_SHORT TASK:_ From the listing below, pick out each line with the word "title".
::: EXTRACTED DATA
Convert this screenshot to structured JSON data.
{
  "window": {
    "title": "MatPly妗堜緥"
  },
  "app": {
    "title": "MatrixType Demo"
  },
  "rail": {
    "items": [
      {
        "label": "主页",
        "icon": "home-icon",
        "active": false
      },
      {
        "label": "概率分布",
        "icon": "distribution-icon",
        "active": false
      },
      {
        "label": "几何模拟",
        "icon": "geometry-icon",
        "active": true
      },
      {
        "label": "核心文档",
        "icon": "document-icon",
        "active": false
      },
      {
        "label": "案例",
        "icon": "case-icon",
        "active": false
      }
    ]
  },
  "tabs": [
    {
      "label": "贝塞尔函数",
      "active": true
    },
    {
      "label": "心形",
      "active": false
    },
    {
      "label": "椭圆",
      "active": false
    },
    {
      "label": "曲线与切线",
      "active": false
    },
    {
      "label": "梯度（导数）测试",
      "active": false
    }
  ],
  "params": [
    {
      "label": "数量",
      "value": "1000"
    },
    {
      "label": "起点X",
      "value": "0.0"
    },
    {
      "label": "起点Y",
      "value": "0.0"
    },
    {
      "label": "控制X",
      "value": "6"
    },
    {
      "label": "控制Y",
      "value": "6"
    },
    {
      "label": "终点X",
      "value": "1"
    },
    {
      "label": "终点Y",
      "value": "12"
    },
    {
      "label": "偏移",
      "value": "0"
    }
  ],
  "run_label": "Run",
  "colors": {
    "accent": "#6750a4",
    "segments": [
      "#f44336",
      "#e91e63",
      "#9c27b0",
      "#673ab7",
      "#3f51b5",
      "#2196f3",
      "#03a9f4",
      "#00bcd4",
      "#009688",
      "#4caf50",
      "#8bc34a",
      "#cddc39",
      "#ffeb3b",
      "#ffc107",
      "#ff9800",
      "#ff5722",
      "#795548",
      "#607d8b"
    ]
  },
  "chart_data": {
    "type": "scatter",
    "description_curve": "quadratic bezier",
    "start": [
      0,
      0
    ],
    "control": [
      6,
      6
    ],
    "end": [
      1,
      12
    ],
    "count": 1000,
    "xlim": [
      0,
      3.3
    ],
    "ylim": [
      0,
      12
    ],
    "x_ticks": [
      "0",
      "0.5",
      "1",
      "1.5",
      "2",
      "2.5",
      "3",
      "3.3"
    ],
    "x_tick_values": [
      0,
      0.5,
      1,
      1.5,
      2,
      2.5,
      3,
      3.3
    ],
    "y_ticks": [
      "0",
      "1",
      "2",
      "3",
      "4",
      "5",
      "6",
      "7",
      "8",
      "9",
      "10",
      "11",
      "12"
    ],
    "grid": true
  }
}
::::::
_SOLUTION TO THIS EXERCISE:_
    "title": "MatPly妗堜緥"
    "title": "MatrixType Demo"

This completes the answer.